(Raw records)
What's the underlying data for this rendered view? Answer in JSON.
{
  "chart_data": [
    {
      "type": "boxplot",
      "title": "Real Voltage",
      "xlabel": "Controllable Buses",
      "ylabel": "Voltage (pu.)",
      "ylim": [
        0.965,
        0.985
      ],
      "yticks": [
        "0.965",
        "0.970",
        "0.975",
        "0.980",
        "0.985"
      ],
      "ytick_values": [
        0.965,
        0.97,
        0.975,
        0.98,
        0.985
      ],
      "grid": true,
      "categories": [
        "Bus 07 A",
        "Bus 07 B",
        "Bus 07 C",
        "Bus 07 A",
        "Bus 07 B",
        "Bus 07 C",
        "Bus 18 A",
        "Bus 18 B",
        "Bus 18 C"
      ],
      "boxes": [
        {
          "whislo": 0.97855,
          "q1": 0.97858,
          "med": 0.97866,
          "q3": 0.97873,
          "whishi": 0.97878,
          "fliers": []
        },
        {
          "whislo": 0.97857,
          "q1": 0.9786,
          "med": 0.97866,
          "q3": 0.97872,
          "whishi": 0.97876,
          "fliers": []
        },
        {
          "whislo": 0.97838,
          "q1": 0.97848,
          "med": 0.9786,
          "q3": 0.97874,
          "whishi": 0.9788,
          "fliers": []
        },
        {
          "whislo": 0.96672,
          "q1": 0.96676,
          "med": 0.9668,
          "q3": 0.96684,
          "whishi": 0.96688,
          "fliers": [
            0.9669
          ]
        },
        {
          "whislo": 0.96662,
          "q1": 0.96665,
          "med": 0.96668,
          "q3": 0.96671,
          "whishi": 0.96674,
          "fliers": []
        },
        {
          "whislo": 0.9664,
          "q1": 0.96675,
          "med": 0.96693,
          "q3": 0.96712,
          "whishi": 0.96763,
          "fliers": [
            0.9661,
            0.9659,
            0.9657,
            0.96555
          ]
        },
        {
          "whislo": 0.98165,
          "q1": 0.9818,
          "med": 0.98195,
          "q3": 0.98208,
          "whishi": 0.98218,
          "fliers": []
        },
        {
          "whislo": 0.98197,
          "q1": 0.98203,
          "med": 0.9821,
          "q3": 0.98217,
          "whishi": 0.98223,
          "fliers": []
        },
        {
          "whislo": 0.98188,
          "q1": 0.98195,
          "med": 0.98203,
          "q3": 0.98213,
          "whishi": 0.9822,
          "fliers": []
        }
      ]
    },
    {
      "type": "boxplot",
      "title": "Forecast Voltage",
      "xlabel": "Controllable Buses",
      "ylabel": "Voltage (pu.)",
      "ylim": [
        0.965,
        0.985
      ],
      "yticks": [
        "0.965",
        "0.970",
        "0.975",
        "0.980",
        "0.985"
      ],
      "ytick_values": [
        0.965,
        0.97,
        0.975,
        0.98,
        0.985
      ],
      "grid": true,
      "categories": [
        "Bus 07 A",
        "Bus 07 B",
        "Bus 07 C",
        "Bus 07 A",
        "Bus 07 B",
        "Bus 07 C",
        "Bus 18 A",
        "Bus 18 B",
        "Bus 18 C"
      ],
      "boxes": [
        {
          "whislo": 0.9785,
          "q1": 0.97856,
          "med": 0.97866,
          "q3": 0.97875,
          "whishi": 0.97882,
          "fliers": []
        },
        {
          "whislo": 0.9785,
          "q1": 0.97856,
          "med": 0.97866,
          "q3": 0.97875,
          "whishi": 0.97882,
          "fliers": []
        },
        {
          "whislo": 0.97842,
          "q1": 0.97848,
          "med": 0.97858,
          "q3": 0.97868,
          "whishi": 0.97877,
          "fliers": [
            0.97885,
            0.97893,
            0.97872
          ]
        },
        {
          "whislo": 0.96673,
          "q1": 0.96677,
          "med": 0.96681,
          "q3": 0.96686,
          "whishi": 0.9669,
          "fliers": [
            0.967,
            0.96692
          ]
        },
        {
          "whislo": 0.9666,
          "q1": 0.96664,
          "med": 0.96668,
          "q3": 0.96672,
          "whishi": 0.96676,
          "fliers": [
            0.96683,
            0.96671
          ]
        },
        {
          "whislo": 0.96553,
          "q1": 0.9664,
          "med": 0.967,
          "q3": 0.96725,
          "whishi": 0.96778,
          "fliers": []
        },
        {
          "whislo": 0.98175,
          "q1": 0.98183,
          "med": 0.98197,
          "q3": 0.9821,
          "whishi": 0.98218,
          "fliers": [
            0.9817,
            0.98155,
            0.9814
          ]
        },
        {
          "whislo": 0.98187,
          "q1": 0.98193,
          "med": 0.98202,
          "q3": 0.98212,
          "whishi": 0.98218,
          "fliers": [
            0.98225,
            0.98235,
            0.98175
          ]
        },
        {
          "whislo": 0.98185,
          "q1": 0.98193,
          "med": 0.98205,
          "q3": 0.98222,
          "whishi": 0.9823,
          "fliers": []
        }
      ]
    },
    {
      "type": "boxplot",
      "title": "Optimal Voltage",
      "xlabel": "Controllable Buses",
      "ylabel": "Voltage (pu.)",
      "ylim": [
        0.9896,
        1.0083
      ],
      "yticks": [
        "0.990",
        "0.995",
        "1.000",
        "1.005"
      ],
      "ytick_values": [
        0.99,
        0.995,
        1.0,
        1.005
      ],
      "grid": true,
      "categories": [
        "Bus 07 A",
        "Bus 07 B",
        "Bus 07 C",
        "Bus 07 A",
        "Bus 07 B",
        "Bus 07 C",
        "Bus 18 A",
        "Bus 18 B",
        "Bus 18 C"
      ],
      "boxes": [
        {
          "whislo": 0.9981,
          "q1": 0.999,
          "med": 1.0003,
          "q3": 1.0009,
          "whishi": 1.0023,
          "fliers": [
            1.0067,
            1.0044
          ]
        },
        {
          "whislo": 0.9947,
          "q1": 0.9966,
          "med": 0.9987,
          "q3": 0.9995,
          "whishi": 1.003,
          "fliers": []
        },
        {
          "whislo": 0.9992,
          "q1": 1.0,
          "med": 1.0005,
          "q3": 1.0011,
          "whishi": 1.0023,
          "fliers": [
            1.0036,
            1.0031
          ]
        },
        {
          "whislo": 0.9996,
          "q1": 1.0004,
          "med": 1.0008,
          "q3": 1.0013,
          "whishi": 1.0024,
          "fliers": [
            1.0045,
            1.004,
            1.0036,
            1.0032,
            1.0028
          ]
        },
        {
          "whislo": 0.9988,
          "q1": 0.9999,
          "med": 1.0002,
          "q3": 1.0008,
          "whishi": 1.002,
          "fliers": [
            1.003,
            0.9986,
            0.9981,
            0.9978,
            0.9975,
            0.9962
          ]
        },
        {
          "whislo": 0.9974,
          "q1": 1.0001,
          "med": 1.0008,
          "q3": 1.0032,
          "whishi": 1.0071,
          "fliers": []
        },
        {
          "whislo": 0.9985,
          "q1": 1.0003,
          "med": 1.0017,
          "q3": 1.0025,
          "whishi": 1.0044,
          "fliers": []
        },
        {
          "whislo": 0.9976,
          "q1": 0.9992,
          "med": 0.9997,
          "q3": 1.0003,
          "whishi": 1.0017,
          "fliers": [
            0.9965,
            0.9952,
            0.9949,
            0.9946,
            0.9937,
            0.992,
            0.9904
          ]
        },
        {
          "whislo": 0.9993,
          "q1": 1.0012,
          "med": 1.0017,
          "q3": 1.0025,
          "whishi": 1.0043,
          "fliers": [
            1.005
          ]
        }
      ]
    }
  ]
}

> Given request:
Report back each line of the entries that holds the string "title".

> Solution:
      "title": "Real Voltage",
      "title": "Forecast Voltage",
      "title": "Optimal Voltage",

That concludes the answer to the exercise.